What is asked - Rewrite the entries from the very first line through the one containing "The multiplexer 17 is at (1037, 427).", inclusive, with "processor interface unit" changed to "processor interface circuit" and nothing else altered.

Records for the task -
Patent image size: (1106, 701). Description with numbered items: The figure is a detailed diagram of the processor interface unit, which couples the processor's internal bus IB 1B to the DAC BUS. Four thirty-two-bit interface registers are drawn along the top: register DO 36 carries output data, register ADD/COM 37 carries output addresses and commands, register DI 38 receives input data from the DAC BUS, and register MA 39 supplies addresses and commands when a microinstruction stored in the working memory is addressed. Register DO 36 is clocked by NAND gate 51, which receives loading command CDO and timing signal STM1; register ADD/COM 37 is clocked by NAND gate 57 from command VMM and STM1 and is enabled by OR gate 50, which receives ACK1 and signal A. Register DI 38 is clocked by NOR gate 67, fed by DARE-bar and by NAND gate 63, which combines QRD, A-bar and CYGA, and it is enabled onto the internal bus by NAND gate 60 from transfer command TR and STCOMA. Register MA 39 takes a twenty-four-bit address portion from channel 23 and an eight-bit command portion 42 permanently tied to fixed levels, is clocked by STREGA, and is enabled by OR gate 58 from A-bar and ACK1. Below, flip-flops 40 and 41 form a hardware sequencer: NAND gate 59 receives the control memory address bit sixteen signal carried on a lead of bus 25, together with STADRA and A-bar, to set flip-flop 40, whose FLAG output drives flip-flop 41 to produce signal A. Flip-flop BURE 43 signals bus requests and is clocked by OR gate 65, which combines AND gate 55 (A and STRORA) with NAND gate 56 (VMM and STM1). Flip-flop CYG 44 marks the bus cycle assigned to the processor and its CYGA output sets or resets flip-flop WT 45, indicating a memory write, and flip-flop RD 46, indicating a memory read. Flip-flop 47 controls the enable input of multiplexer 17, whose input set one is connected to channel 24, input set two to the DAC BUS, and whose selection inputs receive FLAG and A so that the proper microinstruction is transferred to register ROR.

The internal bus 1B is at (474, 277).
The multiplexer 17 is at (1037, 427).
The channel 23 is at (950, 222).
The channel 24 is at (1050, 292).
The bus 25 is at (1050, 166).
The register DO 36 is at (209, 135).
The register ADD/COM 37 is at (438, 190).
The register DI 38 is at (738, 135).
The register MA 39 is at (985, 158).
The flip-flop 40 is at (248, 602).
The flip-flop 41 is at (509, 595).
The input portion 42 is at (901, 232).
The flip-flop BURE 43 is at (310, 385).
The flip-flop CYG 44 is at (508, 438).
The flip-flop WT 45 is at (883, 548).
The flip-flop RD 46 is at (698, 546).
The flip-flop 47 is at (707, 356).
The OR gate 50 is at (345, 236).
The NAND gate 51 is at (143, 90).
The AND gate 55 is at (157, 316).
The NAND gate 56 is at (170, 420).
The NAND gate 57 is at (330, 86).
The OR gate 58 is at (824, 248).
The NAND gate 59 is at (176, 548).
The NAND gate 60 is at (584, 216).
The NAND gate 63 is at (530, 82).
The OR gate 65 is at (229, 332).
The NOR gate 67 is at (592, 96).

Task answer -
Patent image size: (1106, 701). Description with numbered items: The figure is a detailed diagram of the processor interface circuit, which couples the processor's internal bus IB 1B to the DAC BUS. Four thirty-two-bit interface registers are drawn along the top: register DO 36 carries output data, register ADD/COM 37 carries output addresses and commands, register DI 38 receives input data from the DAC BUS, and register MA 39 supplies addresses and commands when a microinstruction stored in the working memory is addressed. Register DO 36 is clocked by NAND gate 51, which receives loading command CDO and timing signal STM1; register ADD/COM 37 is clocked by NAND gate 57 from command VMM and STM1 and is enabled by OR gate 50, which receives ACK1 and signal A. Register DI 38 is clocked by NOR gate 67, fed by DARE-bar and by NAND gate 63, which combines QRD, A-bar and CYGA, and it is enabled onto the internal bus by NAND gate 60 from transfer command TR and STCOMA. Register MA 39 takes a twenty-four-bit address portion from channel 23 and an eight-bit command portion 42 permanently tied to fixed levels, is clocked by STREGA, and is enabled by OR gate 58 from A-bar and ACK1. Below, flip-flops 40 and 41 form a hardware sequencer: NAND gate 59 receives the control memory address bit sixteen signal carried on a lead of bus 25, together with STADRA and A-bar, to set flip-flop 40, whose FLAG output drives flip-flop 41 to produce signal A. Flip-flop BURE 43 signals bus requests and is clocked by OR gate 65, which combines AND gate 55 (A and STRORA) with NAND gate 56 (VMM and STM1). Flip-flop CYG 44 marks the bus cycle assigned to the processor and its CYGA output sets or resets flip-flop WT 45, indicating a memory write, and flip-flop RD 46, indicating a memory read. Flip-flop 47 controls the enable input of multiplexer 17, whose input set one is connected to channel 24, input set two to the DAC BUS, and whose selection inputs receive FLAG and A so that the proper microinstruction is transferred to register ROR.

The internal bus 1B is at (474, 277).
The multiplexer 17 is at (1037, 427).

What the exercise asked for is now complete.